# Work to do:
Note each line where "through" appears, and copy it.

# Data rows:
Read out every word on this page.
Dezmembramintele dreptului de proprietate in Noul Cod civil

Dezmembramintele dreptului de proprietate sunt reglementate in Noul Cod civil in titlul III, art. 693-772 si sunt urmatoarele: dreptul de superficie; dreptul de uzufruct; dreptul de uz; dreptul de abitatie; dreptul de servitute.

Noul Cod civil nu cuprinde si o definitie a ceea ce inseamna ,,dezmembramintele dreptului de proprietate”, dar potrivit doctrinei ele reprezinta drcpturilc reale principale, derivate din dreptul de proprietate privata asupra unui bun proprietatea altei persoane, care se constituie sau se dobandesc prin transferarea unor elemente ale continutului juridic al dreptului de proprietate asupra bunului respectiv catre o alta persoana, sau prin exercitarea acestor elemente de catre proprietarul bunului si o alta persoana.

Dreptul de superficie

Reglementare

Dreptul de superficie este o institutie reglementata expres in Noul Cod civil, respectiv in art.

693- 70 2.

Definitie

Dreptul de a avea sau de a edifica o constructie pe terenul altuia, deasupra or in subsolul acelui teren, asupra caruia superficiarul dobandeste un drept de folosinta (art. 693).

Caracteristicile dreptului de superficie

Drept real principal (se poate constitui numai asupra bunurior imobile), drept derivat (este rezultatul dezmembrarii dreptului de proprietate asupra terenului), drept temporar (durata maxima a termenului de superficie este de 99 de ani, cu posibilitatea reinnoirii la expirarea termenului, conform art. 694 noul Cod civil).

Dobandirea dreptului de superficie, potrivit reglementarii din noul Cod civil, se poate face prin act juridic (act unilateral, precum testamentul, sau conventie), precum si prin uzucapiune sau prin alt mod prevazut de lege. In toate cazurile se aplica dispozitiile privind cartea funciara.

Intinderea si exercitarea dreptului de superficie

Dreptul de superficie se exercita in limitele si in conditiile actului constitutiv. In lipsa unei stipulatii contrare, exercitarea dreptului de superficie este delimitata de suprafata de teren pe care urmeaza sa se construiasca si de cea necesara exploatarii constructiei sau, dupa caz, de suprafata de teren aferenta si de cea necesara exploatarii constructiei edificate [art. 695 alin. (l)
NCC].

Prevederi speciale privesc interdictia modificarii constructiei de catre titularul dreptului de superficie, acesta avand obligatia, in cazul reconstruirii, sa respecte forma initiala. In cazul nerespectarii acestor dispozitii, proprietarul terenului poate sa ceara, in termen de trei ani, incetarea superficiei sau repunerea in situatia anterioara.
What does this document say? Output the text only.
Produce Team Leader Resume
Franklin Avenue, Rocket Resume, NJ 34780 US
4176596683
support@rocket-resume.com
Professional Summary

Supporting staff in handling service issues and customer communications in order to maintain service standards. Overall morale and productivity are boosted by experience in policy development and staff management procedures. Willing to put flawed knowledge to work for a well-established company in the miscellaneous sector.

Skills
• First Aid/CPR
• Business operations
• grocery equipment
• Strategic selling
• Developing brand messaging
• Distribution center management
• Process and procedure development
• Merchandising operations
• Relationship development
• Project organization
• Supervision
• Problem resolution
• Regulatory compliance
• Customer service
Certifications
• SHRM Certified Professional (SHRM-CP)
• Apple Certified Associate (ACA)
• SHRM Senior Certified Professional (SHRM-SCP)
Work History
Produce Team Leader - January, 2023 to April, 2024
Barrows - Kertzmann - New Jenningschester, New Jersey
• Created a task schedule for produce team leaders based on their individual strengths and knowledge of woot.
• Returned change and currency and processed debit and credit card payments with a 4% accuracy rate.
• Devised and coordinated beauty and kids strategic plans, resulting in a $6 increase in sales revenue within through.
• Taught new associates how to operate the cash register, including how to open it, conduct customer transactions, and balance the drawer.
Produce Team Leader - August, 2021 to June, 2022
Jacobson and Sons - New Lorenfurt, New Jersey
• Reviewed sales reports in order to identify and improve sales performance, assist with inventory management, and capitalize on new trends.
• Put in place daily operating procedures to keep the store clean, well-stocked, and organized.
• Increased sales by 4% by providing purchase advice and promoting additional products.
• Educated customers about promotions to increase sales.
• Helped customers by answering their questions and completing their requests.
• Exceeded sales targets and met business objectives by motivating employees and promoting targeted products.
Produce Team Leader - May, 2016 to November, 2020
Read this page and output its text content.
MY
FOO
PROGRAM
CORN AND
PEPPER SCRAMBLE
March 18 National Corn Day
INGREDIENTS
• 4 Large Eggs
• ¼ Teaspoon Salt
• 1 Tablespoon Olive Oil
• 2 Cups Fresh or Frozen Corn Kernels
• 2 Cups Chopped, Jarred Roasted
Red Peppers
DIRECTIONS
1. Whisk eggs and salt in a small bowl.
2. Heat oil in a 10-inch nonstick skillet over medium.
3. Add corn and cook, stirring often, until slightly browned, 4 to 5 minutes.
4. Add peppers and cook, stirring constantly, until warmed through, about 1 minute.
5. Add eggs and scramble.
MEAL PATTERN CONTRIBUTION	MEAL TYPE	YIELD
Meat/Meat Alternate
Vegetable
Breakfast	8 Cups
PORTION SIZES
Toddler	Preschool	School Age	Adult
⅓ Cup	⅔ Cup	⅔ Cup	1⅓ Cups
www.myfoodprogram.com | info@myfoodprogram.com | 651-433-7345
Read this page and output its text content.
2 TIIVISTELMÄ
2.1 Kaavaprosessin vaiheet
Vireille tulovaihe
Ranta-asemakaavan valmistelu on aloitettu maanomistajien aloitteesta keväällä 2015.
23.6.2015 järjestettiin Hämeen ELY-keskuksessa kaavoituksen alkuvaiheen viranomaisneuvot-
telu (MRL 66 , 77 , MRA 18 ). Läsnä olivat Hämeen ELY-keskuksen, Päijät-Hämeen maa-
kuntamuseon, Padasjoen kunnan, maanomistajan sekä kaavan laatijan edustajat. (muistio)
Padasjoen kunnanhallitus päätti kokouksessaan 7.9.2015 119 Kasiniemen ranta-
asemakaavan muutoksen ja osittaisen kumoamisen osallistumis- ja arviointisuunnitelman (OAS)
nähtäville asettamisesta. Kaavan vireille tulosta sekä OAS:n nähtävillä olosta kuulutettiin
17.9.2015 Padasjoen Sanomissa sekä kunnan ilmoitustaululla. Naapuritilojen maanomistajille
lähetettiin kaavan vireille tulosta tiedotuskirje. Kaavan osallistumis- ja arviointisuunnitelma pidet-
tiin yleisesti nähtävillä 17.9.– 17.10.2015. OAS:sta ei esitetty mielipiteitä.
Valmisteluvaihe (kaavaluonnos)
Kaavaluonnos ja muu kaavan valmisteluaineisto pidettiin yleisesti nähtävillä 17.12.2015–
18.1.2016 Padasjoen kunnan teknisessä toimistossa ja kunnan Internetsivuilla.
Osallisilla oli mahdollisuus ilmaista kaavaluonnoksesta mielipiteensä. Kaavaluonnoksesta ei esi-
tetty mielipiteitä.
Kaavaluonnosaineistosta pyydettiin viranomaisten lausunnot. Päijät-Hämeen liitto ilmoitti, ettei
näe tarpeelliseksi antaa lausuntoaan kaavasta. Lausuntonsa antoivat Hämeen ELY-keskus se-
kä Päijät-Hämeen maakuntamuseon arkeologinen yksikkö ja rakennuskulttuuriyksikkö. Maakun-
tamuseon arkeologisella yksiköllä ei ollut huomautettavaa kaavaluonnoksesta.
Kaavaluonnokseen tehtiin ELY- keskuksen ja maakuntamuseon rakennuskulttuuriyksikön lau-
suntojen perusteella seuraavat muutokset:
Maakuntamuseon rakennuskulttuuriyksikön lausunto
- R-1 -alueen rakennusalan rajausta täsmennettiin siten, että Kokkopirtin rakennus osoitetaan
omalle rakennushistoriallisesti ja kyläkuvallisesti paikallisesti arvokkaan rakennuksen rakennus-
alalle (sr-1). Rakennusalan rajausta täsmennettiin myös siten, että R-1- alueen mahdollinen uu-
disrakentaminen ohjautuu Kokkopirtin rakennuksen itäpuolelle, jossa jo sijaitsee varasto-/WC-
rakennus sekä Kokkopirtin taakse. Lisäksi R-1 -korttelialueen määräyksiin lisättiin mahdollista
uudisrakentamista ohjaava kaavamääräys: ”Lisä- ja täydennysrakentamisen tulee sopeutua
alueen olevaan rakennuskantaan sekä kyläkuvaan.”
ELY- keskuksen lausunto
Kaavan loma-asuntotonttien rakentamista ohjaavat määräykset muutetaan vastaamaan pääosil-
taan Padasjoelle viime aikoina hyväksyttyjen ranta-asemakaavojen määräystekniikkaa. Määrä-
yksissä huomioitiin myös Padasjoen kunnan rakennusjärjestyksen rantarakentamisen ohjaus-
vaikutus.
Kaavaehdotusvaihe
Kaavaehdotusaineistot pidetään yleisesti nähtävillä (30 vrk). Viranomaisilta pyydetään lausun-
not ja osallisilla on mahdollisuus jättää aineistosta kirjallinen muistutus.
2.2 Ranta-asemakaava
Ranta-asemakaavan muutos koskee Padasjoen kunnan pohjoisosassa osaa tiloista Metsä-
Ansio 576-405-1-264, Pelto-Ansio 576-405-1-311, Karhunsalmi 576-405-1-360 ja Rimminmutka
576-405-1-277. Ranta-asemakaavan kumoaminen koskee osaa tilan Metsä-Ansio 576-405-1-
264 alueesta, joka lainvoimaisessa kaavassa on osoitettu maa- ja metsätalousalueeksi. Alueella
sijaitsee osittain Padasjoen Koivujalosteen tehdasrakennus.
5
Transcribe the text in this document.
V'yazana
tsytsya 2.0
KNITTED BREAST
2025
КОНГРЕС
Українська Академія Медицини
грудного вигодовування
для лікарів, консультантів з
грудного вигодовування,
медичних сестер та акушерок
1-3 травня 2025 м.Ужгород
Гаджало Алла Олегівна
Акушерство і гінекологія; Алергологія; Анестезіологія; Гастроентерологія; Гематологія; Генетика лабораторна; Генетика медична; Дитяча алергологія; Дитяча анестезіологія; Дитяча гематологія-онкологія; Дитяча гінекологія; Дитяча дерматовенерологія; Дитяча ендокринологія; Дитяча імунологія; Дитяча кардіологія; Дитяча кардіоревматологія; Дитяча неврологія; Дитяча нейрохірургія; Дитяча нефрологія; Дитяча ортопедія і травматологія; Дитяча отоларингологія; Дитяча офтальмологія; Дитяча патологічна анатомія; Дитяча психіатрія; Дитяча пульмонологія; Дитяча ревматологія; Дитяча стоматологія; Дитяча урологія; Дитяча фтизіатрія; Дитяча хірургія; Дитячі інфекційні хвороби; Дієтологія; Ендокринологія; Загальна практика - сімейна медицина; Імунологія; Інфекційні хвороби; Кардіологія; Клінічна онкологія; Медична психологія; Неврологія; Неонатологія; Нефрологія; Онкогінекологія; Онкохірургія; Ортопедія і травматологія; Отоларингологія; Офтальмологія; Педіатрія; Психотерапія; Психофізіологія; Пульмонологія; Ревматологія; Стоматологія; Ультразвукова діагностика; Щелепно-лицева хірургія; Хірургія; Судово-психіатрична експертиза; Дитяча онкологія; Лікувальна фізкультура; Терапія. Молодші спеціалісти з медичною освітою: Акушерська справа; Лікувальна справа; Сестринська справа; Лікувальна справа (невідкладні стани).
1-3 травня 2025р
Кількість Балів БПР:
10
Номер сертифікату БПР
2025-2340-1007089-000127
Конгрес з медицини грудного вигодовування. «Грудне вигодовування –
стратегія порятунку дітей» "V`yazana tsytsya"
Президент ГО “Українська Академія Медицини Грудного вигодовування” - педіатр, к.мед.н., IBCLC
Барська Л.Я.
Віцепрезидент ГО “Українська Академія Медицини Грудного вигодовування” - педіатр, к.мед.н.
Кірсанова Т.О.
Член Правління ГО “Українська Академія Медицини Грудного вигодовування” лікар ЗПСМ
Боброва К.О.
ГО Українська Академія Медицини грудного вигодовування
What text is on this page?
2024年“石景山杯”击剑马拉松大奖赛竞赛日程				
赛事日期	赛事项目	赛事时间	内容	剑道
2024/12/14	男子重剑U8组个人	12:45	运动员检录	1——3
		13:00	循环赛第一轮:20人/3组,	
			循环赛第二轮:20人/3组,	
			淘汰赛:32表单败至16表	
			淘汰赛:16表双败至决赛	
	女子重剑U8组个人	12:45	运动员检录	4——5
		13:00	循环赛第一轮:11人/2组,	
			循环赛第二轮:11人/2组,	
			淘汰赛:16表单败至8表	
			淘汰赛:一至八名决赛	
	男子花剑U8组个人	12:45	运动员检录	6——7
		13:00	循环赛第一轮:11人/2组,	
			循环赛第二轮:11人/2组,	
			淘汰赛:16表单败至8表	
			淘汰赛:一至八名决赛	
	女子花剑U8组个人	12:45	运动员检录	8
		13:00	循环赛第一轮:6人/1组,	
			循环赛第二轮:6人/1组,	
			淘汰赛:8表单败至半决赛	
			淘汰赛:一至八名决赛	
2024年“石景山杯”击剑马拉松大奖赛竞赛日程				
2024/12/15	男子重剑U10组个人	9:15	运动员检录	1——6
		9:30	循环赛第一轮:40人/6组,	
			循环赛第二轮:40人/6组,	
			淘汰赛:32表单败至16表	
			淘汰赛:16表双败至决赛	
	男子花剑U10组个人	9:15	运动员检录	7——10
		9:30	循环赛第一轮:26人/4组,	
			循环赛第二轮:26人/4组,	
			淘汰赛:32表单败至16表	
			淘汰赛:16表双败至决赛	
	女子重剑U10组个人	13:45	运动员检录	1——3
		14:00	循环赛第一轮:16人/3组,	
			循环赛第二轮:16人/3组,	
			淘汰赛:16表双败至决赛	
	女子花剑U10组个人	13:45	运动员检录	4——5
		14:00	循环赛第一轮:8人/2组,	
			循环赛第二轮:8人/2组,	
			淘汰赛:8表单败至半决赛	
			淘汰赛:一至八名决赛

# Task result:
• Devised and coordinated beauty and kids strategic plans, resulting in a $6 increase in sales revenue within through.
4. Add peppers and cook, stirring constantly, until warmed through, about 1 minute.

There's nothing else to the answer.